- [Aim of the task] Repeat the records below exactly as they appear.

- [Entries]
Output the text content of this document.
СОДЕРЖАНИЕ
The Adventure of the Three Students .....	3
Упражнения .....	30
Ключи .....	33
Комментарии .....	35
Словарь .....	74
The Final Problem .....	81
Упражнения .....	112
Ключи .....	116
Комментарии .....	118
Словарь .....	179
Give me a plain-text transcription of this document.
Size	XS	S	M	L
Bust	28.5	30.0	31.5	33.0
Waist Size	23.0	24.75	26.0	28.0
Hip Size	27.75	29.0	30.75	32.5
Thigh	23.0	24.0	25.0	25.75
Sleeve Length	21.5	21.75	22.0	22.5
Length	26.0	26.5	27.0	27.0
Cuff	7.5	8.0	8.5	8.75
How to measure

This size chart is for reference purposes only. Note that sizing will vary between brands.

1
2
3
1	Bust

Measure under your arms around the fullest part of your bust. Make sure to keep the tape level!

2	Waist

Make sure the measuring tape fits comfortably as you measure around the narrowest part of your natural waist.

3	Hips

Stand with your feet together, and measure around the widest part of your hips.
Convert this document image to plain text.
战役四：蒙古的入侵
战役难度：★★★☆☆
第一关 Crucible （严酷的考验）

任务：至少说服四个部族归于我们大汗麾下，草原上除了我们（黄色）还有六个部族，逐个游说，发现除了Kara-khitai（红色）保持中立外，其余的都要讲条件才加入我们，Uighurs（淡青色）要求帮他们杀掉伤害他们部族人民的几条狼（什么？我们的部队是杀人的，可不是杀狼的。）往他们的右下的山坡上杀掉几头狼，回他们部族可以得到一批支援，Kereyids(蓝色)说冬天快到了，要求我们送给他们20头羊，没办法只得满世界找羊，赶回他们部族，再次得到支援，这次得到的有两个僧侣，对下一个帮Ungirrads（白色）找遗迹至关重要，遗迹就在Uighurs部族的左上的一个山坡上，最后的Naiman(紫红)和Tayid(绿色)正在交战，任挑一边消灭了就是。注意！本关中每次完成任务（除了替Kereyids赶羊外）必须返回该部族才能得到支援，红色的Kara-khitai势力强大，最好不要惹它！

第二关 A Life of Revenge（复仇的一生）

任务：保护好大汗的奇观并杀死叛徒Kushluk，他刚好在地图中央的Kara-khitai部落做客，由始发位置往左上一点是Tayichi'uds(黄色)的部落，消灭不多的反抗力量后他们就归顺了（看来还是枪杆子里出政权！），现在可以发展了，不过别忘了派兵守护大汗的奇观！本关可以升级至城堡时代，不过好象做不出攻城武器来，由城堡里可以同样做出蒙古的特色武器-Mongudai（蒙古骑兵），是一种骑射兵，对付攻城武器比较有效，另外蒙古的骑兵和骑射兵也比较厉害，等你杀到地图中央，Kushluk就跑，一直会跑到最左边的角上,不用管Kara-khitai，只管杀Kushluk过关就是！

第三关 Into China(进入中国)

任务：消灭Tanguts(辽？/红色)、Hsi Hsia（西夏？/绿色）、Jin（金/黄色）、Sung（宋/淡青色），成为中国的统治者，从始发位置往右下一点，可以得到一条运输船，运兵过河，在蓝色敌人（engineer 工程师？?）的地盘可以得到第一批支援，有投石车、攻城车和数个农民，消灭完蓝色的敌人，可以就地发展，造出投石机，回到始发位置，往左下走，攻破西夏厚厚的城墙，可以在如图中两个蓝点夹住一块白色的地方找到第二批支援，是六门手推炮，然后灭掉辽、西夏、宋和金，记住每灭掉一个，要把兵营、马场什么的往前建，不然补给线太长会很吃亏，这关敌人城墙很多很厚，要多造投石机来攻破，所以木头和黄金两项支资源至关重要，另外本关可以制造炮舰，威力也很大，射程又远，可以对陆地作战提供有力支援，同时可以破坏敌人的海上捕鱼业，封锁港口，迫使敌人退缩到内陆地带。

- [Reply]
Output the text content of this document.
СОДЕРЖАНИЕ
The Adventure of the Three Students .....	3
Упражнения .....	30
Ключи .....	33
Комментарии .....	35
Словарь .....	74
The Final Problem .....	81
Упражнения .....	112
Ключи .....	116
Комментарии .....	118
Словарь .....	179
Give me a plain-text transcription of this document.
Size	XS	S	M	L
Bust	28.5	30.0	31.5	33.0
Waist Size	23.0	24.75	26.0	28.0
Hip Size	27.75	29.0	30.75	32.5
Thigh	23.0	24.0	25.0	25.75
Sleeve Length	21.5	21.75	22.0	22.5
Length	26.0	26.5	27.0	27.0
Cuff	7.5	8.0	8.5	8.75
How to measure

This size chart is for reference purposes only. Note that sizing will vary between brands.

1
2
3
1	Bust

Measure under your arms around the fullest part of your bust. Make sure to keep the tape level!

2	Waist

Make sure the measuring tape fits comfortably as you measure around the narrowest part of your natural waist.

3	Hips

Stand with your feet together, and measure around the widest part of your hips.
Convert this document image to plain text.
战役四：蒙古的入侵
战役难度：★★★☆☆
第一关 Crucible （严酷的考验）

任务：至少说服四个部族归于我们大汗麾下，草原上除了我们（黄色）还有六个部族，逐个游说，发现除了Kara-khitai（红色）保持中立外，其余的都要讲条件才加入我们，Uighurs（淡青色）要求帮他们杀掉伤害他们部族人民的几条狼（什么？我们的部队是杀人的，可不是杀狼的。）往他们的右下的山坡上杀掉几头狼，回他们部族可以得到一批支援，Kereyids(蓝色)说冬天快到了，要求我们送给他们20头羊，没办法只得满世界找羊，赶回他们部族，再次得到支援，这次得到的有两个僧侣，对下一个帮Ungirrads（白色）找遗迹至关重要，遗迹就在Uighurs部族的左上的一个山坡上，最后的Naiman(紫红)和Tayid(绿色)正在交战，任挑一边消灭了就是。注意！本关中每次完成任务（除了替Kereyids赶羊外）必须返回该部族才能得到支援，红色的Kara-khitai势力强大，最好不要惹它！

第二关 A Life of Revenge（复仇的一生）

任务：保护好大汗的奇观并杀死叛徒Kushluk，他刚好在地图中央的Kara-khitai部落做客，由始发位置往左上一点是Tayichi'uds(黄色)的部落，消灭不多的反抗力量后他们就归顺了（看来还是枪杆子里出政权！），现在可以发展了，不过别忘了派兵守护大汗的奇观！本关可以升级至城堡时代，不过好象做不出攻城武器来，由城堡里可以同样做出蒙古的特色武器-Mongudai（蒙古骑兵），是一种骑射兵，对付攻城武器比较有效，另外蒙古的骑兵和骑射兵也比较厉害，等你杀到地图中央，Kushluk就跑，一直会跑到最左边的角上,不用管Kara-khitai，只管杀Kushluk过关就是！

第三关 Into China(进入中国)

任务：消灭Tanguts(辽？/红色)、Hsi Hsia（西夏？/绿色）、Jin（金/黄色）、Sung（宋/淡青色），成为中国的统治者，从始发位置往右下一点，可以得到一条运输船，运兵过河，在蓝色敌人（engineer 工程师？?）的地盘可以得到第一批支援，有投石车、攻城车和数个农民，消灭完蓝色的敌人，可以就地发展，造出投石机，回到始发位置，往左下走，攻破西夏厚厚的城墙，可以在如图中两个蓝点夹住一块白色的地方找到第二批支援，是六门手推炮，然后灭掉辽、西夏、宋和金，记住每灭掉一个，要把兵营、马场什么的往前建，不然补给线太长会很吃亏，这关敌人城墙很多很厚，要多造投石机来攻破，所以木头和黄金两项支资源至关重要，另外本关可以制造炮舰，威力也很大，射程又远，可以对陆地作战提供有力支援，同时可以破坏敌人的海上捕鱼业，封锁港口，迫使敌人退缩到内陆地带。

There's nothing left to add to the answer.